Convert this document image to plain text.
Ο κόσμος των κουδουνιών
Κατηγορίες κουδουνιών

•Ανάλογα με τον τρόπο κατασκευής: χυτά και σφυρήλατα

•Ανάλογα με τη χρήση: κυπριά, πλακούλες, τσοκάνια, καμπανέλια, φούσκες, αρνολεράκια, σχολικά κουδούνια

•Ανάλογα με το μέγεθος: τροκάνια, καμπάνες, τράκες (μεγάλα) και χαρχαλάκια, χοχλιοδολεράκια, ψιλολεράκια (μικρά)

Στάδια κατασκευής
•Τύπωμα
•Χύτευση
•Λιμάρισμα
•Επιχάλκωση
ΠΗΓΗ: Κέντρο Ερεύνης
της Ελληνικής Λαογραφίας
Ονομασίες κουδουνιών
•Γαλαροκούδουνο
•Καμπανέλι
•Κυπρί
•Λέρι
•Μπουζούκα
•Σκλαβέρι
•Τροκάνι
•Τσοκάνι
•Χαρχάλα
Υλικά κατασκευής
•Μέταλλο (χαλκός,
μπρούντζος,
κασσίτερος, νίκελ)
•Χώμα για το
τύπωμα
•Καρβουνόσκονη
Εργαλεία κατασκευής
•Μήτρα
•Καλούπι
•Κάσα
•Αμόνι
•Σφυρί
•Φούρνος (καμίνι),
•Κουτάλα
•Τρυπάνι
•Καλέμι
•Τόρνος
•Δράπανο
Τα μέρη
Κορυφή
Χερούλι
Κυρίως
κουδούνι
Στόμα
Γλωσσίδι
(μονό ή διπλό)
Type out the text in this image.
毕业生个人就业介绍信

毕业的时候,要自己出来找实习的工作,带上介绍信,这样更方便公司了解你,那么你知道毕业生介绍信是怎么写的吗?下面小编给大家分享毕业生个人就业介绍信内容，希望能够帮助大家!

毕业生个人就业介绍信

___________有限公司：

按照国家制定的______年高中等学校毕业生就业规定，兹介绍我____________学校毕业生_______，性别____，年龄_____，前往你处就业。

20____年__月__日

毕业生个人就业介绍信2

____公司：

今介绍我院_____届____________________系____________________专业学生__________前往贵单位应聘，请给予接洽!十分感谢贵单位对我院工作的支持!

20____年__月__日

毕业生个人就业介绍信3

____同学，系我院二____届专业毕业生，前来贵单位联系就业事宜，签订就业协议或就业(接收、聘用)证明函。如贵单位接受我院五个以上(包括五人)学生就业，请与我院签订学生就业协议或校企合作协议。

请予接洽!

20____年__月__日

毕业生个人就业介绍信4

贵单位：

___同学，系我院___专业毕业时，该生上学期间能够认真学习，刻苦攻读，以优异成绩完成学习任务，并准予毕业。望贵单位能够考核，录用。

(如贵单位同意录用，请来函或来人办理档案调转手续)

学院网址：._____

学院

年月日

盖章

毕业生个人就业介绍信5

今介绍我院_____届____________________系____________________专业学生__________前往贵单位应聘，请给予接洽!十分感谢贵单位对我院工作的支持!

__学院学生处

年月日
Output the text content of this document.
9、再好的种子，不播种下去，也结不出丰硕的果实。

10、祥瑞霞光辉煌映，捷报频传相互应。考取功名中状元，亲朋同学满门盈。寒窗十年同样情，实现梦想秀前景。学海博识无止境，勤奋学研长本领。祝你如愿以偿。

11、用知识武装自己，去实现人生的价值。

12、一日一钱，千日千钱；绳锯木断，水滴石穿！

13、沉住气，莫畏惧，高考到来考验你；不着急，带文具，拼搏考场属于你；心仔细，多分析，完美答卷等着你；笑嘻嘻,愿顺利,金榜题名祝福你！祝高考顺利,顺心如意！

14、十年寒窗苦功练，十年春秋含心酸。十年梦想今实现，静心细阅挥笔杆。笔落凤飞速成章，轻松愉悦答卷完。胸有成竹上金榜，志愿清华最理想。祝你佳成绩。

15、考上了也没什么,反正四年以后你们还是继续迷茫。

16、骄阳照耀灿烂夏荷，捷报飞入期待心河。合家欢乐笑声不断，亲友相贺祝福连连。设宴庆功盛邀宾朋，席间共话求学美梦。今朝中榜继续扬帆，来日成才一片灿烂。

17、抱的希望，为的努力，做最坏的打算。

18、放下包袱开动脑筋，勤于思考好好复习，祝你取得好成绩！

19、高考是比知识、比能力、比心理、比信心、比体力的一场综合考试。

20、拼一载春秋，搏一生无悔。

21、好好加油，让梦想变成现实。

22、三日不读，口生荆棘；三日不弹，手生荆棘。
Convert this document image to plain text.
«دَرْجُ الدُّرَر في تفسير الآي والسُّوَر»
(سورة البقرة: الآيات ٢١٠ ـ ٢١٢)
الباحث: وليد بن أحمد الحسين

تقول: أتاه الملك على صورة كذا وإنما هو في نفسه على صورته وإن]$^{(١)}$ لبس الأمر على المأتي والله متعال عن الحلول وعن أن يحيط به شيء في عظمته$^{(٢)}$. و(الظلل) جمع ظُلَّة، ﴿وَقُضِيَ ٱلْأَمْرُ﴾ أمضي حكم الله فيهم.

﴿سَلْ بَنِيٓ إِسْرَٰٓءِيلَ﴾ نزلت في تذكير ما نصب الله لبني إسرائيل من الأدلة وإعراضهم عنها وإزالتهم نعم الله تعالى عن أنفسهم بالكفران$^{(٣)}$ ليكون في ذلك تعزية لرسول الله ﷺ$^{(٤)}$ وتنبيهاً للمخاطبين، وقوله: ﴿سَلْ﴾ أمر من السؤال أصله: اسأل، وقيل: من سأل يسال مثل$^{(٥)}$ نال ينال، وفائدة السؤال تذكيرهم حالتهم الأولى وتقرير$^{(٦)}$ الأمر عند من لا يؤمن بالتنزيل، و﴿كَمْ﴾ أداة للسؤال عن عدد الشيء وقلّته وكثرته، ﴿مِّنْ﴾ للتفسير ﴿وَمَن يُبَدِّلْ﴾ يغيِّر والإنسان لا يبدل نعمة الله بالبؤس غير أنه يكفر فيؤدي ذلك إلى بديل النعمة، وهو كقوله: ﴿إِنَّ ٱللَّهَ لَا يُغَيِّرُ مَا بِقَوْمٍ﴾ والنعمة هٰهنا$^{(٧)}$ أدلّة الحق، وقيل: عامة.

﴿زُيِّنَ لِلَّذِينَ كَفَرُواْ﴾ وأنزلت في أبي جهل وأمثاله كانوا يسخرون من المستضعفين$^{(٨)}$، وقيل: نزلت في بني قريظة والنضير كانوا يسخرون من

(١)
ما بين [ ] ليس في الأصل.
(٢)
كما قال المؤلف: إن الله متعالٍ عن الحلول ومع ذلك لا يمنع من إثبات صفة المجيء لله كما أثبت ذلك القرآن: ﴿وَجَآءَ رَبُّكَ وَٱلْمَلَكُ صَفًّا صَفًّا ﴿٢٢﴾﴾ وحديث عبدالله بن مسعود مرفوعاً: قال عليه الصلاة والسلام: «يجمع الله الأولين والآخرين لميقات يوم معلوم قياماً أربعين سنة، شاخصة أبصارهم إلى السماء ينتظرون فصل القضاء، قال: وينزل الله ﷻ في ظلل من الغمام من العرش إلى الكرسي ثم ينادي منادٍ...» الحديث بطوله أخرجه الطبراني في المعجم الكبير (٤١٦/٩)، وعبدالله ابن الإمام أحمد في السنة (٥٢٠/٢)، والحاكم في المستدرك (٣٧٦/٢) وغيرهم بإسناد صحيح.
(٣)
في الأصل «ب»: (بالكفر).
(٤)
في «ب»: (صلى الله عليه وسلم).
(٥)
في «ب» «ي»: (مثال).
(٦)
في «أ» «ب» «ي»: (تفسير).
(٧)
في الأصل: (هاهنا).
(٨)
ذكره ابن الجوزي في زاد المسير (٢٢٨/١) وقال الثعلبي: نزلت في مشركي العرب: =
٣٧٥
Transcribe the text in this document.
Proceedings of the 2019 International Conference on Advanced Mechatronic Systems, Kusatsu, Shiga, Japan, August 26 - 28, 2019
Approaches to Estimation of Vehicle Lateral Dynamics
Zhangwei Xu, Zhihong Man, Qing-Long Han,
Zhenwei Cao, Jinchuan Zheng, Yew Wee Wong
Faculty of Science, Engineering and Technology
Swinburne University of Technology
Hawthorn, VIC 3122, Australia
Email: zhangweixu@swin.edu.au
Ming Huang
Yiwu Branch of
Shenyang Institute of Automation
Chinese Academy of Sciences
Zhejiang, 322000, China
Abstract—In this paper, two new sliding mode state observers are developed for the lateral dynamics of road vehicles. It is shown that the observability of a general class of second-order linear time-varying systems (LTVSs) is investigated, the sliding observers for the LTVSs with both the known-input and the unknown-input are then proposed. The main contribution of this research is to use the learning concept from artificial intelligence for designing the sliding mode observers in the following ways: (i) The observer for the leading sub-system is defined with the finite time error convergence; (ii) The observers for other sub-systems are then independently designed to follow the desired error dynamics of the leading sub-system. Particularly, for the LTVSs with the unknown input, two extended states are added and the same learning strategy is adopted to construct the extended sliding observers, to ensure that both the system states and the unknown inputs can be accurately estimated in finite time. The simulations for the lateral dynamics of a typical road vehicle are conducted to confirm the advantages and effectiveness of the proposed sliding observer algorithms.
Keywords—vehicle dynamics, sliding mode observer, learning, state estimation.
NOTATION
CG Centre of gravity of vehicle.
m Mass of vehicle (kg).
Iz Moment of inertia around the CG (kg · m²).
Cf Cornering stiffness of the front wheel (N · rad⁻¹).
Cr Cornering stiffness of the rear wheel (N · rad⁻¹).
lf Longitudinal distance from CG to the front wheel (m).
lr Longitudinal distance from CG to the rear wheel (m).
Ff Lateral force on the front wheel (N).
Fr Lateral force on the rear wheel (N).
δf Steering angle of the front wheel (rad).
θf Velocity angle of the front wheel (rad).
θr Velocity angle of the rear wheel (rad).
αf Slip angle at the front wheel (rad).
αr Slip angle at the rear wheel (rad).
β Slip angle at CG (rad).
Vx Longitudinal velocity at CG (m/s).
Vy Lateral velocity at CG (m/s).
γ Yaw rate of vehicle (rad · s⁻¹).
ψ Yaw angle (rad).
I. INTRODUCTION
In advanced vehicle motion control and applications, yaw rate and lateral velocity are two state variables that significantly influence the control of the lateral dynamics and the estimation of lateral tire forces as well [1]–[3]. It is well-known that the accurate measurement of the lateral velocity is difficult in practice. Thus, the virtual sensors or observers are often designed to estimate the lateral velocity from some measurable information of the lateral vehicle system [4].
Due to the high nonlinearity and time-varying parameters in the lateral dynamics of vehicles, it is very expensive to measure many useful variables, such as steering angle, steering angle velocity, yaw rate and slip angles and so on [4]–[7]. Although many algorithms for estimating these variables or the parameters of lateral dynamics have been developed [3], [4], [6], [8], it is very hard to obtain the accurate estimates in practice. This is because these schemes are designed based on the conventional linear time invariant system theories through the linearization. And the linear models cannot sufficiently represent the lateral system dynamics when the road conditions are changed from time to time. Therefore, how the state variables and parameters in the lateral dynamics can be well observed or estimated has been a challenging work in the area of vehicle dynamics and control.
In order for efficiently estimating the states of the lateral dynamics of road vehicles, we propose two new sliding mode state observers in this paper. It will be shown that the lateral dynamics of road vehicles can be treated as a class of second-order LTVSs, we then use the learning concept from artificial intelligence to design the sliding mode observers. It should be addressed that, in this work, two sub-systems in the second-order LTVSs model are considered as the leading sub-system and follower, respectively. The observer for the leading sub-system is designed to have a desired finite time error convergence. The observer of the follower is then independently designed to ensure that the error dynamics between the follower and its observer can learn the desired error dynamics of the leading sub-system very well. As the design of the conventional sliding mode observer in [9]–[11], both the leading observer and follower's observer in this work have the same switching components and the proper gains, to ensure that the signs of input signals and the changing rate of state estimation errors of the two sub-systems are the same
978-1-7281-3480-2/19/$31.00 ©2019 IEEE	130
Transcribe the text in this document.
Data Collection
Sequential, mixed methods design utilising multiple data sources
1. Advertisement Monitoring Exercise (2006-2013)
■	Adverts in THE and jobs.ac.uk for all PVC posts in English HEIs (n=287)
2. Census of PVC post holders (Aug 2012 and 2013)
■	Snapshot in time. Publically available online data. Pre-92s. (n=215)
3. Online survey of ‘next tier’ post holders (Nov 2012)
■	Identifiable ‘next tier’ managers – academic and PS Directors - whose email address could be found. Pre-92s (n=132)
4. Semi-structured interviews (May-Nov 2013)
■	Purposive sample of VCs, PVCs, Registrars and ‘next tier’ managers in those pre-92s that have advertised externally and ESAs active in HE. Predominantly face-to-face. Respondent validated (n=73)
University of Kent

---------------

• [JOB] Using the material above, copy every line in which the string "Ανάλογα" occurs.

• [RIGHT ANSWER]
•Ανάλογα με τον τρόπο κατασκευής: χυτά και σφυρήλατα
•Ανάλογα με τη χρήση: κυπριά, πλακούλες, τσοκάνια, καμπανέλια, φούσκες, αρνολεράκια, σχολικά κουδούνια
•Ανάλογα με το μέγεθος: τροκάνια, καμπάνες, τράκες (μεγάλα) και χαρχαλάκια, χοχλιοδολεράκια, ψιλολεράκια (μικρά)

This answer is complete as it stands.